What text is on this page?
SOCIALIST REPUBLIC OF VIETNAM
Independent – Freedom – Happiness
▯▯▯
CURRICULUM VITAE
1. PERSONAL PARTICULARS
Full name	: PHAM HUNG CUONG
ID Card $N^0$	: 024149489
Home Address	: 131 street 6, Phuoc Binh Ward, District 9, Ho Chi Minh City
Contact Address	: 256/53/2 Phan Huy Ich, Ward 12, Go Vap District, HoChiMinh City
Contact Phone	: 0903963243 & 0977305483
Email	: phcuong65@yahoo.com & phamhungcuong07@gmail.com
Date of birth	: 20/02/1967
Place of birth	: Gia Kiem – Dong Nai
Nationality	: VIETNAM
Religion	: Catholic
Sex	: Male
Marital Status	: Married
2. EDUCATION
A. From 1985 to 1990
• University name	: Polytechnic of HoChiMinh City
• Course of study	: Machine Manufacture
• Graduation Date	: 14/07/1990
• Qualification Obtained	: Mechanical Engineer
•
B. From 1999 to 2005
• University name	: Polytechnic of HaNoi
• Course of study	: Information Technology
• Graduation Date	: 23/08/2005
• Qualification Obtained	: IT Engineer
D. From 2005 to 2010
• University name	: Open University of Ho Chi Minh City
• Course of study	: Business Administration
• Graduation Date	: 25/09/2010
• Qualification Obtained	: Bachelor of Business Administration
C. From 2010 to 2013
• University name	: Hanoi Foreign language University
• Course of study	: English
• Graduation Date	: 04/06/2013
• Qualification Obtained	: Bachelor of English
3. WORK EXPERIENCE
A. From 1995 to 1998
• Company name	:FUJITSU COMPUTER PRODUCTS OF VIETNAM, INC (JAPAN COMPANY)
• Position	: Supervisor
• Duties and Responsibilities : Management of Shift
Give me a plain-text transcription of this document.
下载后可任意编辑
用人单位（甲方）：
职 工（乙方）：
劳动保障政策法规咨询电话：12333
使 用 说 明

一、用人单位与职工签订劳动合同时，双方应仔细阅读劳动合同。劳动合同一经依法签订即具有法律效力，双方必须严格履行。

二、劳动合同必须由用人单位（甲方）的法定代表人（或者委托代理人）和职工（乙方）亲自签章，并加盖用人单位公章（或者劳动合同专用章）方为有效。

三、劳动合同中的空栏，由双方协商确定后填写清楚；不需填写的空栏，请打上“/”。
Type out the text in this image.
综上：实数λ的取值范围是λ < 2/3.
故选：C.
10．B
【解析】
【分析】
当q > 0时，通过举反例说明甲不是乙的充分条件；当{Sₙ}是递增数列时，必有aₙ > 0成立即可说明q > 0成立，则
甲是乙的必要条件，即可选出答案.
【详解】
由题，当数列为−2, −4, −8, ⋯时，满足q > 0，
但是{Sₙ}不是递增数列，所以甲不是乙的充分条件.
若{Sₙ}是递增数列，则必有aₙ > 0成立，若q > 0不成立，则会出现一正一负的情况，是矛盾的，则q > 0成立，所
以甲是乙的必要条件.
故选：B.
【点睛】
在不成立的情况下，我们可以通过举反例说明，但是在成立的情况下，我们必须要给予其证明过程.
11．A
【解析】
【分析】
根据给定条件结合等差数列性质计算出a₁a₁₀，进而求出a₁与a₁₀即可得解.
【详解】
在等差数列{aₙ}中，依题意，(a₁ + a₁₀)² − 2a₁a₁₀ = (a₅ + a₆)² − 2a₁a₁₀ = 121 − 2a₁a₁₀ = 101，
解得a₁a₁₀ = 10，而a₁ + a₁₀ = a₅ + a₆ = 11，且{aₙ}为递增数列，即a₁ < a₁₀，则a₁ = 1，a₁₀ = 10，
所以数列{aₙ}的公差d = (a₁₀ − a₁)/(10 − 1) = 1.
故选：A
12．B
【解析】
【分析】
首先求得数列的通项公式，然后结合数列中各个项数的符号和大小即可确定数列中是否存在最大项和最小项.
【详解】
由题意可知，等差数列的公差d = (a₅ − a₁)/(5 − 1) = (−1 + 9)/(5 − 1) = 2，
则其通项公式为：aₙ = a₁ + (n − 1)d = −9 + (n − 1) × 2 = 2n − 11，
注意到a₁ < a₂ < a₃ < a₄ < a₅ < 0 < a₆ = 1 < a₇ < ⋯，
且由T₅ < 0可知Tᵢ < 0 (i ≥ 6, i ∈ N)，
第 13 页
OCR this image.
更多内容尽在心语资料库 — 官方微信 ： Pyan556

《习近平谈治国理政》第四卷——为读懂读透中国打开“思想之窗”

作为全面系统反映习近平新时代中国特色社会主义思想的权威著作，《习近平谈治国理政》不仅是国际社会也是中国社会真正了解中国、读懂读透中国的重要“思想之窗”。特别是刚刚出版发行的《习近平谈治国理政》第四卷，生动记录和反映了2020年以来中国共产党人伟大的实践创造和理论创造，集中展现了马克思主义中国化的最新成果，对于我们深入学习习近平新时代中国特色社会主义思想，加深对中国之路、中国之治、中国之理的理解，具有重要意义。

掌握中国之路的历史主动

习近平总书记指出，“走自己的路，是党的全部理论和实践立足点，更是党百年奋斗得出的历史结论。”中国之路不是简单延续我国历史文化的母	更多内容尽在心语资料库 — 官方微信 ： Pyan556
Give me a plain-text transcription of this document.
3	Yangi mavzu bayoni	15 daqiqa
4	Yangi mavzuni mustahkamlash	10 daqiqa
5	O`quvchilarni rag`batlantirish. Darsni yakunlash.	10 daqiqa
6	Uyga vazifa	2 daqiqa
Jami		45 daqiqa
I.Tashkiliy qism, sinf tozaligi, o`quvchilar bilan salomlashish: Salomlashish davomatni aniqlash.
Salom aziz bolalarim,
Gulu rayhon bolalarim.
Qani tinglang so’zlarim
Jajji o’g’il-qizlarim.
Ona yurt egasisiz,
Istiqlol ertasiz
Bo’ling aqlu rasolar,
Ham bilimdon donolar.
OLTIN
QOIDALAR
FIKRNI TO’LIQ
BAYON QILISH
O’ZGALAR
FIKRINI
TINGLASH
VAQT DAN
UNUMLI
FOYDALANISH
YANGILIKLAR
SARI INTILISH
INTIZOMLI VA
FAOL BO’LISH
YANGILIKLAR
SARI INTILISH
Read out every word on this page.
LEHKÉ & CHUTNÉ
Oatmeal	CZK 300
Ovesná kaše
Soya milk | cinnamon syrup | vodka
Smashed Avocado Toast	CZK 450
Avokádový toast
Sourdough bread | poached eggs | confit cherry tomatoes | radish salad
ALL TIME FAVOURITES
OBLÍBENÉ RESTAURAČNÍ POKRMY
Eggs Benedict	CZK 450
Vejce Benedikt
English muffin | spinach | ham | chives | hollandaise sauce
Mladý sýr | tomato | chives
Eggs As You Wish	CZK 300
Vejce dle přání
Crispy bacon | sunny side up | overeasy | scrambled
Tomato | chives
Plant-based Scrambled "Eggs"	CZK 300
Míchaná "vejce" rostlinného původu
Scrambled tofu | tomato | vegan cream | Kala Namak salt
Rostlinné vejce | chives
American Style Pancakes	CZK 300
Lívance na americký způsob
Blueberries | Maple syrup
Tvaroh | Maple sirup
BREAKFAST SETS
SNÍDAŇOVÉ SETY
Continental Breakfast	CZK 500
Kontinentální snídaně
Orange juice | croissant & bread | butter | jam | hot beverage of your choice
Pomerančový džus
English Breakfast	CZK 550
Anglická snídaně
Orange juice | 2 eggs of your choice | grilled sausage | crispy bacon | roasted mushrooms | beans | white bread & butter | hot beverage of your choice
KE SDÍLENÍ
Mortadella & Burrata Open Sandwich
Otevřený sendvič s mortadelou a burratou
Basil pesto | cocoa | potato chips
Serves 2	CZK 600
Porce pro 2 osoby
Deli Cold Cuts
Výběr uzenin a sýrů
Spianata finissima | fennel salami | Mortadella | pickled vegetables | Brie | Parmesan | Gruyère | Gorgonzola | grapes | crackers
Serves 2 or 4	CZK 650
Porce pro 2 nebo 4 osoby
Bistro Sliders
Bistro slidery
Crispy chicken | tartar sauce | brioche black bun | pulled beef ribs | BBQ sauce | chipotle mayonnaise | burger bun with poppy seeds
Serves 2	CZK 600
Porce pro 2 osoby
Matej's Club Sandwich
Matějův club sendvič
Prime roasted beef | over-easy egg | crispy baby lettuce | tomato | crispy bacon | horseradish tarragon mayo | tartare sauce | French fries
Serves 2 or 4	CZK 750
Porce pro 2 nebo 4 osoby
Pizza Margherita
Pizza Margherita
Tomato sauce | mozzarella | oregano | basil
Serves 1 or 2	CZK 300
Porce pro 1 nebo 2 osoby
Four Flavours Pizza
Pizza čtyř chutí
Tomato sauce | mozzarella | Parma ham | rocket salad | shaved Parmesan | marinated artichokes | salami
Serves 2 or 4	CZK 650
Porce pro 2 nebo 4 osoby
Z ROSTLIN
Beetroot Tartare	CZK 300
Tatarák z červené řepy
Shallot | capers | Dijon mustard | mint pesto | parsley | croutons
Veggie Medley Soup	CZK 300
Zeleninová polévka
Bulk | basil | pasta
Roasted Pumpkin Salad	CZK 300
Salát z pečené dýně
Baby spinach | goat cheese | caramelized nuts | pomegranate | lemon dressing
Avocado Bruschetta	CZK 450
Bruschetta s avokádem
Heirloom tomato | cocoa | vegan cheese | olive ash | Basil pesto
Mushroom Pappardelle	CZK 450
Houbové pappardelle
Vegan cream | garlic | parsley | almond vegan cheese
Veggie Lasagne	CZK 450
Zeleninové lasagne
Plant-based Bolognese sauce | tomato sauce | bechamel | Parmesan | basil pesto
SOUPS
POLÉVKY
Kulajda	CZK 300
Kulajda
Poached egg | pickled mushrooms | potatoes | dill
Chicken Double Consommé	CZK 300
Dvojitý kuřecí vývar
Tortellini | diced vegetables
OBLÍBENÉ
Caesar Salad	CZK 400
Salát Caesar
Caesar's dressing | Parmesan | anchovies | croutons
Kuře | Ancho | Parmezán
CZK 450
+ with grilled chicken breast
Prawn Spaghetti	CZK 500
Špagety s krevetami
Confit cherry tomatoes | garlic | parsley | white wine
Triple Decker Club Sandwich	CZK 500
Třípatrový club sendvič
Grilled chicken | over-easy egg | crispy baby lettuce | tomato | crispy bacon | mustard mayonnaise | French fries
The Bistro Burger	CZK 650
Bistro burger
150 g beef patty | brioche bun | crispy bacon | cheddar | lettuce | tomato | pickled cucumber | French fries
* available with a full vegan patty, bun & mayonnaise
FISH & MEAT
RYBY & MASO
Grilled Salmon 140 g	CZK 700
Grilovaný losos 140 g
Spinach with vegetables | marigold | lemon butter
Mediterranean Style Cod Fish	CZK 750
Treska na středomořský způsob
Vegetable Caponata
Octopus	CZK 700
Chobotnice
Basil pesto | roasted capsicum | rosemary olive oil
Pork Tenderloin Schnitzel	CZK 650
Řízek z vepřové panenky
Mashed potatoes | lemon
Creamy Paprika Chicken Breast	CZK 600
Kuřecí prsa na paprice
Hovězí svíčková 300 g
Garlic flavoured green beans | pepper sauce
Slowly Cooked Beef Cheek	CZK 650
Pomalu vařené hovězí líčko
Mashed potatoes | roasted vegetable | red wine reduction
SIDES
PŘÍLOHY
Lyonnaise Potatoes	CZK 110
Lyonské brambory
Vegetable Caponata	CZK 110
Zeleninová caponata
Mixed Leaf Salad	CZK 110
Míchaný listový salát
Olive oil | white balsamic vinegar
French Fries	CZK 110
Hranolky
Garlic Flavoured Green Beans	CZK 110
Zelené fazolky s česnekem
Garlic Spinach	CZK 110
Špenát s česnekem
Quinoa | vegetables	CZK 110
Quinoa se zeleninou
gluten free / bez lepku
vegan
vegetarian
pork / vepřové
....
*Task instructions*. Identify each line in the records above containing the word "sendvič"; copy those lines.

*Task solution*.
Otevřený sendvič s mortadelou a burratou
Matějův club sendvič
Třípatrový club sendvič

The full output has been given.